Start of Dataset extract
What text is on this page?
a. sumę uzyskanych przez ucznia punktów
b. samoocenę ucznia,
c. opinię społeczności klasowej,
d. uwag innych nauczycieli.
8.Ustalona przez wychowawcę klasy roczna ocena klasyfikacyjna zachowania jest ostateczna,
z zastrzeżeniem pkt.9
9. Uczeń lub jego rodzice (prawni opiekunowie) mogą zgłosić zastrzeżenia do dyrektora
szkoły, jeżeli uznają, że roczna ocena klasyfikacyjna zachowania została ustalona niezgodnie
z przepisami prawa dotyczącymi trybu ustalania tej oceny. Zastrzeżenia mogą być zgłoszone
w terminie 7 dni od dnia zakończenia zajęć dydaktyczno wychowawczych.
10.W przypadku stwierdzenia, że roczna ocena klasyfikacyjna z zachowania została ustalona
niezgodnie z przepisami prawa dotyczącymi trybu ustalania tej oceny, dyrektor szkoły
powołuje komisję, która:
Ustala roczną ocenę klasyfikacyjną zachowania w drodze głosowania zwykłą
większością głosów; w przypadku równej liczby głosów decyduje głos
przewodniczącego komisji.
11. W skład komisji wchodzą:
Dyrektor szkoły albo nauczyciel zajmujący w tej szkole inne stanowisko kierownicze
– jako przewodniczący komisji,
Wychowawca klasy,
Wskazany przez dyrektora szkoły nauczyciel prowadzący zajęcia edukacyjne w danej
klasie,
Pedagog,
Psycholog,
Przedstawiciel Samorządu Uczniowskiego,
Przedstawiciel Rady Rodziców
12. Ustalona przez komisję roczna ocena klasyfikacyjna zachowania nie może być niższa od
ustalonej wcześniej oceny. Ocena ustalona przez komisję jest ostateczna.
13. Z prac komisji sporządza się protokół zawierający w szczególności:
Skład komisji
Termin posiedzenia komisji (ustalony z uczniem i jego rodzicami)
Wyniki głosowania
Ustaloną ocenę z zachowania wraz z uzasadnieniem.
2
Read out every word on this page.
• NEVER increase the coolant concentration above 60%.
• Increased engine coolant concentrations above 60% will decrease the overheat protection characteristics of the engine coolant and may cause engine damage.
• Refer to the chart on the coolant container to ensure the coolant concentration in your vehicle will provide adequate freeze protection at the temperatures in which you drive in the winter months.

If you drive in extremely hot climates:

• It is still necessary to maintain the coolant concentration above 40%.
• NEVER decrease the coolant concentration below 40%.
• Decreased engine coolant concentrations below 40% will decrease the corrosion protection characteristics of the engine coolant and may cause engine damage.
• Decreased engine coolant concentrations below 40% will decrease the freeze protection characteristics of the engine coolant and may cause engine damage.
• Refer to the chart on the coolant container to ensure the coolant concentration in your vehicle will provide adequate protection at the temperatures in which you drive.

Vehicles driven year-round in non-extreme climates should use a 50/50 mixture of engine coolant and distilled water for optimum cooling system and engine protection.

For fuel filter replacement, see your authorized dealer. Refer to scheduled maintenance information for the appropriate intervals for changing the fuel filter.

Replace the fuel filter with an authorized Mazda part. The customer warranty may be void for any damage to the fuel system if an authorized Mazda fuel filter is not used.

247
End of Dataset extract
## The task
Locate all lines that include the word "above" and copy them out.

## Answer to the exercise
• NEVER increase the coolant concentration above 60%.
• Increased engine coolant concentrations above 60% will decrease the overheat protection characteristics of the engine coolant and may cause engine damage.
• It is still necessary to maintain the coolant concentration above 40%.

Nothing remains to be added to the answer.